## Task statement
Output every line of the material below verbatim, with nothing changed or left out.

## Supplied entries

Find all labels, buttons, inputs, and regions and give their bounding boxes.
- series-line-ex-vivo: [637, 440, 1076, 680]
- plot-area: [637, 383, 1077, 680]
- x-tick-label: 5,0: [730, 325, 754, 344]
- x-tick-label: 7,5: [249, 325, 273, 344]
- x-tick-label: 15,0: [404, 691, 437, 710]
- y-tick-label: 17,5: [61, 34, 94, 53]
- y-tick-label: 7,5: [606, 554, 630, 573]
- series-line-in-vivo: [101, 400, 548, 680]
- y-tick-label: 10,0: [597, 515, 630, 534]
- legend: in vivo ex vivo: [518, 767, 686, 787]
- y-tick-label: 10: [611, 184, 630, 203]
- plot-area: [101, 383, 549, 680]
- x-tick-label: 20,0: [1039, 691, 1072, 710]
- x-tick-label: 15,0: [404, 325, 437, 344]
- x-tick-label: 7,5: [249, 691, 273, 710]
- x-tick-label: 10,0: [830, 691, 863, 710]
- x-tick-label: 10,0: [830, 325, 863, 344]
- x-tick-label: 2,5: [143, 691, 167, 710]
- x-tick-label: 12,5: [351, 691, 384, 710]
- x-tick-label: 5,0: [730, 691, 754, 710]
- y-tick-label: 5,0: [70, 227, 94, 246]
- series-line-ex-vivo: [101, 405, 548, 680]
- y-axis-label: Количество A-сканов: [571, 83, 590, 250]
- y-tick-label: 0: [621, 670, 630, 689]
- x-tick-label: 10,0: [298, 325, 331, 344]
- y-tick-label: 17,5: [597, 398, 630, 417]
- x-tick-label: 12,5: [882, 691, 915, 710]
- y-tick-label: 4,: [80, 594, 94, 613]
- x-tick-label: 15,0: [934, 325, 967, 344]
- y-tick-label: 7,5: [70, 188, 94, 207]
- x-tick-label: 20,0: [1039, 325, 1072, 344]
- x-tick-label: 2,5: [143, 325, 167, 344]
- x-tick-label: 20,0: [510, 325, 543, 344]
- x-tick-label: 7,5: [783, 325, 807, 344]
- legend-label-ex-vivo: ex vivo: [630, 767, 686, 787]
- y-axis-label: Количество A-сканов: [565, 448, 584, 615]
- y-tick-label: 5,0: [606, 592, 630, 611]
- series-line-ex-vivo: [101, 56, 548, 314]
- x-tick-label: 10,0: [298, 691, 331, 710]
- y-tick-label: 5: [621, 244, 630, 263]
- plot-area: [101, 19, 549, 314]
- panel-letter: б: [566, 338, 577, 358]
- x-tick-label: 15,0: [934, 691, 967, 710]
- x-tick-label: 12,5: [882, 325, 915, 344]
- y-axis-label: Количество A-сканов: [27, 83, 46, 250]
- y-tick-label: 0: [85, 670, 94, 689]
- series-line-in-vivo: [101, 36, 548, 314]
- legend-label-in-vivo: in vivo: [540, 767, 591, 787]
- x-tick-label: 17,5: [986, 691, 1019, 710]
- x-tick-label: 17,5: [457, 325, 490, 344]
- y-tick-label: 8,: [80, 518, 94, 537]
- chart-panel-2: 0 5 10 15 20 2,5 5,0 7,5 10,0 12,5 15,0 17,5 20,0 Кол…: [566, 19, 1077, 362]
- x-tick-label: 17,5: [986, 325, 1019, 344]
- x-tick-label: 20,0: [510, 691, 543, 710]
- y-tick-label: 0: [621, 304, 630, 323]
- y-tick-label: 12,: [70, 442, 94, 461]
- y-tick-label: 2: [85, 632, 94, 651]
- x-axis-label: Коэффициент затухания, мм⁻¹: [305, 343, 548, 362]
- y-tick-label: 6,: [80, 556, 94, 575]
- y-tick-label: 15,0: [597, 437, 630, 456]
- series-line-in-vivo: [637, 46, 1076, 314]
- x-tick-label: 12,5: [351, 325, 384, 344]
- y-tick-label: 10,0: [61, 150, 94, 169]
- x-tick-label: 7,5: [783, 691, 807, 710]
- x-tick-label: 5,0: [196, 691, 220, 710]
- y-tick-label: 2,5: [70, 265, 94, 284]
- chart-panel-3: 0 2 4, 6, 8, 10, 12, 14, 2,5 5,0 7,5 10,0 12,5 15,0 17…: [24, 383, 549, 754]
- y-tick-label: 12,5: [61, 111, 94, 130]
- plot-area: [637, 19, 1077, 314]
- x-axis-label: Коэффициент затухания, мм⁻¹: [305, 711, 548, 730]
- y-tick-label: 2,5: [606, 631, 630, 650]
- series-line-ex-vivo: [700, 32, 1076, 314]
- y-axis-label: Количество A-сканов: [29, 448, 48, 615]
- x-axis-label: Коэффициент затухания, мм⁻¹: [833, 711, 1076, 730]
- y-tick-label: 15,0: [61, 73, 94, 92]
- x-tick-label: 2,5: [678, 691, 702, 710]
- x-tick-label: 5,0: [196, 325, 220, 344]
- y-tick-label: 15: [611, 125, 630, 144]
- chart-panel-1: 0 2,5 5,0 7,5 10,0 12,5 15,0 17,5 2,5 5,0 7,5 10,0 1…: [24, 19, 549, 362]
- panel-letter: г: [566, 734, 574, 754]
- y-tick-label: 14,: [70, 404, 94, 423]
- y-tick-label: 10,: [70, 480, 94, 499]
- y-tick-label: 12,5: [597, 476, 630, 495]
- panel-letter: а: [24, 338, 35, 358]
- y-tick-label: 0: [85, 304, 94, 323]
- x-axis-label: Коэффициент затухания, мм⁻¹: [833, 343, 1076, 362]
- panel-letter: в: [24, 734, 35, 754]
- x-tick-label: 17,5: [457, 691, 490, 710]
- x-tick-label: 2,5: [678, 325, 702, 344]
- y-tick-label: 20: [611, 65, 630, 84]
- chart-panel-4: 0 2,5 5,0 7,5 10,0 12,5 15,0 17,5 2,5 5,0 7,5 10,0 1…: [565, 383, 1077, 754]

## Final answer
Find all labels, buttons, inputs, and regions and give their bounding boxes.
- series-line-ex-vivo: [637, 440, 1076, 680]
- plot-area: [637, 383, 1077, 680]
- x-tick-label: 5,0: [730, 325, 754, 344]
- x-tick-label: 7,5: [249, 325, 273, 344]
- x-tick-label: 15,0: [404, 691, 437, 710]
- y-tick-label: 17,5: [61, 34, 94, 53]
- y-tick-label: 7,5: [606, 554, 630, 573]
- series-line-in-vivo: [101, 400, 548, 680]
- y-tick-label: 10,0: [597, 515, 630, 534]
- legend: in vivo ex vivo: [518, 767, 686, 787]
- y-tick-label: 10: [611, 184, 630, 203]
- plot-area: [101, 383, 549, 680]
- x-tick-label: 20,0: [1039, 691, 1072, 710]
- x-tick-label: 15,0: [404, 325, 437, 344]
- x-tick-label: 7,5: [249, 691, 273, 710]
- x-tick-label: 10,0: [830, 691, 863, 710]
- x-tick-label: 10,0: [830, 325, 863, 344]
- x-tick-label: 2,5: [143, 691, 167, 710]
- x-tick-label: 12,5: [351, 691, 384, 710]
- x-tick-label: 5,0: [730, 691, 754, 710]
- y-tick-label: 5,0: [70, 227, 94, 246]
- series-line-ex-vivo: [101, 405, 548, 680]
- y-axis-label: Количество A-сканов: [571, 83, 590, 250]
- y-tick-label: 0: [621, 670, 630, 689]
- x-tick-label: 10,0: [298, 325, 331, 344]
- y-tick-label: 17,5: [597, 398, 630, 417]
- x-tick-label: 12,5: [882, 691, 915, 710]
- y-tick-label: 4,: [80, 594, 94, 613]
- x-tick-label: 15,0: [934, 325, 967, 344]
- y-tick-label: 7,5: [70, 188, 94, 207]
- x-tick-label: 20,0: [1039, 325, 1072, 344]
- x-tick-label: 2,5: [143, 325, 167, 344]
- x-tick-label: 20,0: [510, 325, 543, 344]
- x-tick-label: 7,5: [783, 325, 807, 344]
- legend-label-ex-vivo: ex vivo: [630, 767, 686, 787]
- y-axis-label: Количество A-сканов: [565, 448, 584, 615]
- y-tick-label: 5,0: [606, 592, 630, 611]
- series-line-ex-vivo: [101, 56, 548, 314]
- x-tick-label: 10,0: [298, 691, 331, 710]
- y-tick-label: 5: [621, 244, 630, 263]
- plot-area: [101, 19, 549, 314]
- panel-letter: б: [566, 338, 577, 358]
- x-tick-label: 15,0: [934, 691, 967, 710]
- x-tick-label: 12,5: [882, 325, 915, 344]
- y-axis-label: Количество A-сканов: [27, 83, 46, 250]
- y-tick-label: 0: [85, 670, 94, 689]
- series-line-in-vivo: [101, 36, 548, 314]
- legend-label-in-vivo: in vivo: [540, 767, 591, 787]
- x-tick-label: 17,5: [986, 691, 1019, 710]
- x-tick-label: 17,5: [457, 325, 490, 344]
- y-tick-label: 8,: [80, 518, 94, 537]
- chart-panel-2: 0 5 10 15 20 2,5 5,0 7,5 10,0 12,5 15,0 17,5 20,0 Кол…: [566, 19, 1077, 362]
- x-tick-label: 17,5: [986, 325, 1019, 344]
- x-tick-label: 20,0: [510, 691, 543, 710]
- y-tick-label: 0: [621, 304, 630, 323]
- y-tick-label: 12,: [70, 442, 94, 461]
- y-tick-label: 2: [85, 632, 94, 651]
- x-axis-label: Коэффициент затухания, мм⁻¹: [305, 343, 548, 362]
- y-tick-label: 6,: [80, 556, 94, 575]
- y-tick-label: 15,0: [597, 437, 630, 456]
- series-line-in-vivo: [637, 46, 1076, 314]
- x-tick-label: 12,5: [351, 325, 384, 344]
- y-tick-label: 10,0: [61, 150, 94, 169]
- x-tick-label: 7,5: [783, 691, 807, 710]
- x-tick-label: 5,0: [196, 691, 220, 710]
- y-tick-label: 2,5: [70, 265, 94, 284]
- chart-panel-3: 0 2 4, 6, 8, 10, 12, 14, 2,5 5,0 7,5 10,0 12,5 15,0 17…: [24, 383, 549, 754]
- y-tick-label: 12,5: [61, 111, 94, 130]
- plot-area: [637, 19, 1077, 314]
- x-axis-label: Коэффициент затухания, мм⁻¹: [305, 711, 548, 730]
- y-tick-label: 2,5: [606, 631, 630, 650]
- series-line-ex-vivo: [700, 32, 1076, 314]
- y-axis-label: Количество A-сканов: [29, 448, 48, 615]
- x-axis-label: Коэффициент затухания, мм⁻¹: [833, 711, 1076, 730]
- y-tick-label: 15,0: [61, 73, 94, 92]
- x-tick-label: 2,5: [678, 691, 702, 710]
- x-tick-label: 5,0: [196, 325, 220, 344]
- y-tick-label: 15: [611, 125, 630, 144]
- chart-panel-1: 0 2,5 5,0 7,5 10,0 12,5 15,0 17,5 2,5 5,0 7,5 10,0 1…: [24, 19, 549, 362]
- panel-letter: г: [566, 734, 574, 754]
- y-tick-label: 14,: [70, 404, 94, 423]
- y-tick-label: 10,: [70, 480, 94, 499]
- y-tick-label: 12,5: [597, 476, 630, 495]
- panel-letter: а: [24, 338, 35, 358]
- y-tick-label: 0: [85, 304, 94, 323]
- x-axis-label: Коэффициент затухания, мм⁻¹: [833, 343, 1076, 362]
- panel-letter: в: [24, 734, 35, 754]
- x-tick-label: 17,5: [457, 691, 490, 710]
- x-tick-label: 2,5: [678, 325, 702, 344]
- y-tick-label: 20: [611, 65, 630, 84]
- chart-panel-4: 0 2,5 5,0 7,5 10,0 12,5 15,0 17,5 2,5 5,0 7,5 10,0 1…: [565, 383, 1077, 754]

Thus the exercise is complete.